# [Instructions for the task]
Determine how many lines hold "Amerika" and give only that number.

(Some records)
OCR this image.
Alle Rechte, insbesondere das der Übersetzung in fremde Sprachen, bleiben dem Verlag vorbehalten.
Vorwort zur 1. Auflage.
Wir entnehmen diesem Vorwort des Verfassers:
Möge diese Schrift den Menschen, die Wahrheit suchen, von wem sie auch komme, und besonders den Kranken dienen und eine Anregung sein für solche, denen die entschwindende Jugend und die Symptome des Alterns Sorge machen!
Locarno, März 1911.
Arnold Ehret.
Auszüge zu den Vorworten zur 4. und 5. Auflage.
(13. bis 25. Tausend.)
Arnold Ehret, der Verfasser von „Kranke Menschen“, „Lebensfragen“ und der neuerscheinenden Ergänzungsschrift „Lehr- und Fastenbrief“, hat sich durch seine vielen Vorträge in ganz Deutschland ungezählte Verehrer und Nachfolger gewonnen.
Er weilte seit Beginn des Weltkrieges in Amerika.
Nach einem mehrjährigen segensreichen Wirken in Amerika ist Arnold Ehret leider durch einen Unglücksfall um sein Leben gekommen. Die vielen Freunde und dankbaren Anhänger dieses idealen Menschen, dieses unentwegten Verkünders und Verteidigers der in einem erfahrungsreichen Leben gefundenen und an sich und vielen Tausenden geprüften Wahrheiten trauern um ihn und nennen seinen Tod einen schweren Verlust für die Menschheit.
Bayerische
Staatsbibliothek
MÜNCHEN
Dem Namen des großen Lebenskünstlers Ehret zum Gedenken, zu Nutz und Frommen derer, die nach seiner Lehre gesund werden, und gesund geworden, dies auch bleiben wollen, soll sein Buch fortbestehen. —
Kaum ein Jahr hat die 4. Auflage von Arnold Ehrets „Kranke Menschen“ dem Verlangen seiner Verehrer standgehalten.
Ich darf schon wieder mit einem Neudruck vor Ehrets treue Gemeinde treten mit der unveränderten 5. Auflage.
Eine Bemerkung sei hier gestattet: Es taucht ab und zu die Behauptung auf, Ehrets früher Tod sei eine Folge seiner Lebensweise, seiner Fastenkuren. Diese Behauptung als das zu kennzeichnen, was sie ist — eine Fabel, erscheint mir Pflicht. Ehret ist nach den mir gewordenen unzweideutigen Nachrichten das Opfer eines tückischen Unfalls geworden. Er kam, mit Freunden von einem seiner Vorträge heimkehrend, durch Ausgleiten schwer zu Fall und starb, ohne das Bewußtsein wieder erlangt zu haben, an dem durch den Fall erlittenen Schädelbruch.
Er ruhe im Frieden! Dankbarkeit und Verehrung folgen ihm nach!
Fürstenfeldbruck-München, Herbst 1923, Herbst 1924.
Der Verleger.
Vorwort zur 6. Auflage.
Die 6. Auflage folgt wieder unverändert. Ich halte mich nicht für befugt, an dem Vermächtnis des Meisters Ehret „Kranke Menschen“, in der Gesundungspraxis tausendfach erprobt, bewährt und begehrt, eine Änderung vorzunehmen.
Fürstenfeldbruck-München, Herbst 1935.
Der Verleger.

# [Reply]
2